-------- Material for this task --------

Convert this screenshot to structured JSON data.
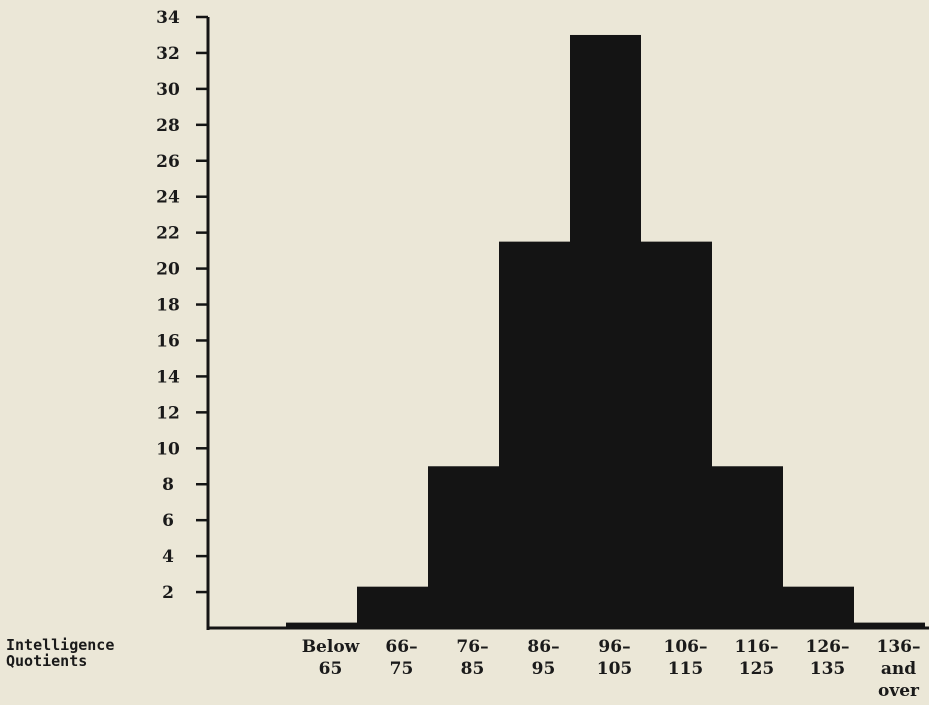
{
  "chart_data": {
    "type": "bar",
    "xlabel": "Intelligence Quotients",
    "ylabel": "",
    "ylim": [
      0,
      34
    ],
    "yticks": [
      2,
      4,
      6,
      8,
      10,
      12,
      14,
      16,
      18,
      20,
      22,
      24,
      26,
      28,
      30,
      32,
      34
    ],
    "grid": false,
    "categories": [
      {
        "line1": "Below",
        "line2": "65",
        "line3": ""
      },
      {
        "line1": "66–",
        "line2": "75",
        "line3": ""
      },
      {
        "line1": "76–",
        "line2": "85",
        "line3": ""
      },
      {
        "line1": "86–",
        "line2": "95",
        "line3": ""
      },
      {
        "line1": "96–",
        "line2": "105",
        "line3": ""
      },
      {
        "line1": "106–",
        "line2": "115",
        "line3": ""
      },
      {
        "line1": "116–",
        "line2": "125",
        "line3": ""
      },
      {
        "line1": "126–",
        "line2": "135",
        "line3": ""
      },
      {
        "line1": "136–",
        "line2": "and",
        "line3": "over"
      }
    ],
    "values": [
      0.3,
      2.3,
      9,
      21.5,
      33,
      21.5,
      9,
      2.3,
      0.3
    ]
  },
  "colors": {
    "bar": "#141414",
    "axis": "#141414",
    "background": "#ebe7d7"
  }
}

--------
-------- Material for this task --------

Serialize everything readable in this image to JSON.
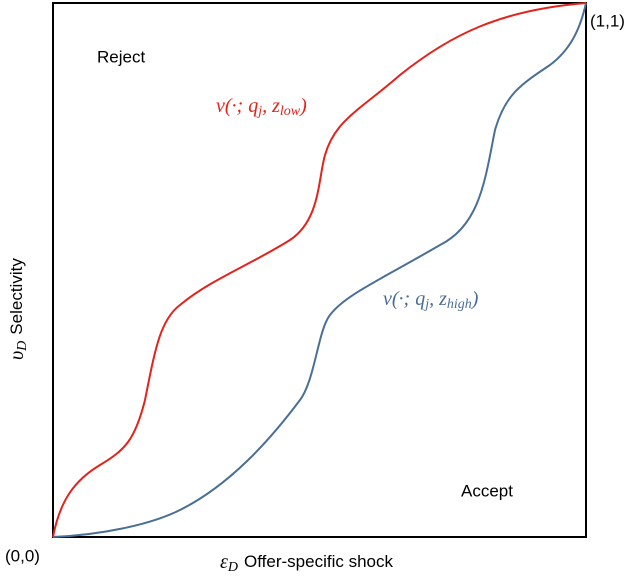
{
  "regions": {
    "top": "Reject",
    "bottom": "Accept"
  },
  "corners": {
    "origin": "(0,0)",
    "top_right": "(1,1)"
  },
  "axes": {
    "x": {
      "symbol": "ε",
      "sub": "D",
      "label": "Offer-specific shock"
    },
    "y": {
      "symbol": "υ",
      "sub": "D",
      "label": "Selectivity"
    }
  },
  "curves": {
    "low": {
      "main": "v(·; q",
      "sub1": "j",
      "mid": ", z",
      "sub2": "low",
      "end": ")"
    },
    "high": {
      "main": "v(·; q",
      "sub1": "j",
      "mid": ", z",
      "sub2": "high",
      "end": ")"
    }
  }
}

--------
-------- Material for this task --------

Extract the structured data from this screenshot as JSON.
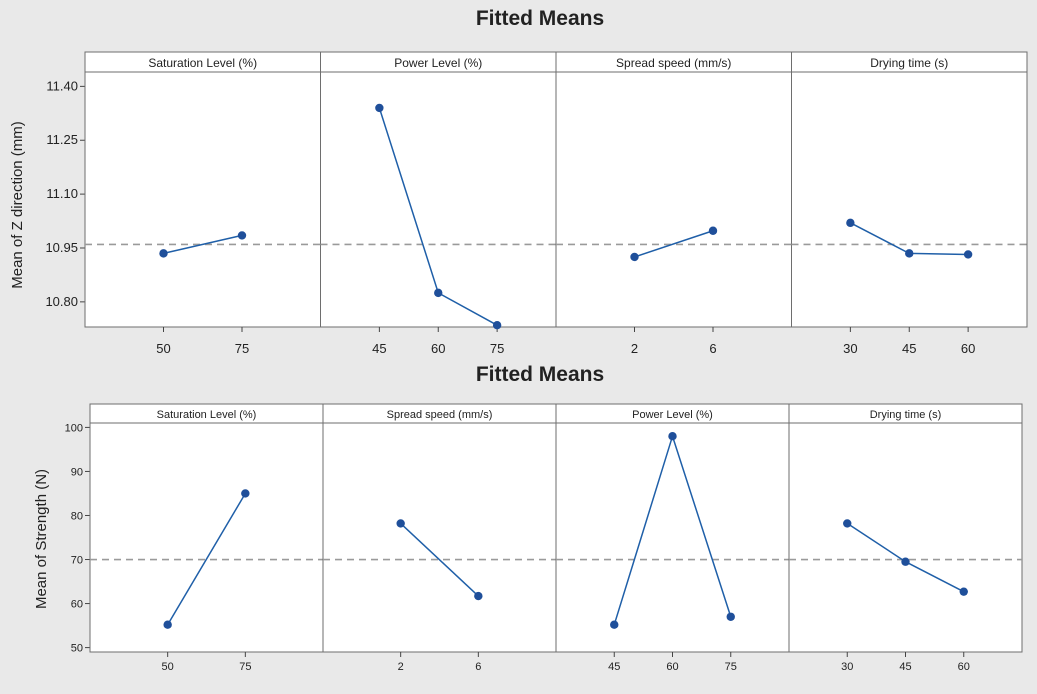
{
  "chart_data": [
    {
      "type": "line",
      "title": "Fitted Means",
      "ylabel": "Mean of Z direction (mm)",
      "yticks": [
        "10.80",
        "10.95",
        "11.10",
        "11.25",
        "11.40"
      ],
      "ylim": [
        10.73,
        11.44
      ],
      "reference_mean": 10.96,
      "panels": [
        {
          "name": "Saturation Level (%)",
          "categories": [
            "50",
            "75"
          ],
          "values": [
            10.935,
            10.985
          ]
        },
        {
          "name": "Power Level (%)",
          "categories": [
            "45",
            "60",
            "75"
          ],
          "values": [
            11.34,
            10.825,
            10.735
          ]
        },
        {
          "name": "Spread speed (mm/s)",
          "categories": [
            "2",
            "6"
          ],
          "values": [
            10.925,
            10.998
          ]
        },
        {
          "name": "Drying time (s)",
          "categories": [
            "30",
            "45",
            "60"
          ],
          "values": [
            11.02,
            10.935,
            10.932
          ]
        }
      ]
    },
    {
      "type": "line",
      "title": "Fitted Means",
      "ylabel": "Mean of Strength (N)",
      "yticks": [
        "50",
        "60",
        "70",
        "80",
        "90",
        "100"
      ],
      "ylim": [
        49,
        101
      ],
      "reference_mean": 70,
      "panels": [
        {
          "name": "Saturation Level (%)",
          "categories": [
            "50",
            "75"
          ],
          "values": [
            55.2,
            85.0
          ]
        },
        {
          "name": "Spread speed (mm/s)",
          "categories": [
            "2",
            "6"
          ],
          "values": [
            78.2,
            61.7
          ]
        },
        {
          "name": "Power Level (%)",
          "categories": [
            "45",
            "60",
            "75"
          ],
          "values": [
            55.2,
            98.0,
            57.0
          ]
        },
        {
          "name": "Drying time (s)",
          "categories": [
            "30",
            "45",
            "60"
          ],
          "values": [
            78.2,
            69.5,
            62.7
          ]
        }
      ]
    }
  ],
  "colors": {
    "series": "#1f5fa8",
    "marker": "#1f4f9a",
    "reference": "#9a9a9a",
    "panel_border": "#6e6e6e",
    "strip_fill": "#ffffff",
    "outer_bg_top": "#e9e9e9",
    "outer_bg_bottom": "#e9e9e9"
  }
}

--------

▸ What is expected:
In the listing, find every line containing the word "ylabel" and list it.

▸ Response:
    "ylabel": "",
      "ylabel": "Mean of Z direction (mm)",
      "ylabel": "Mean of Strength (N)",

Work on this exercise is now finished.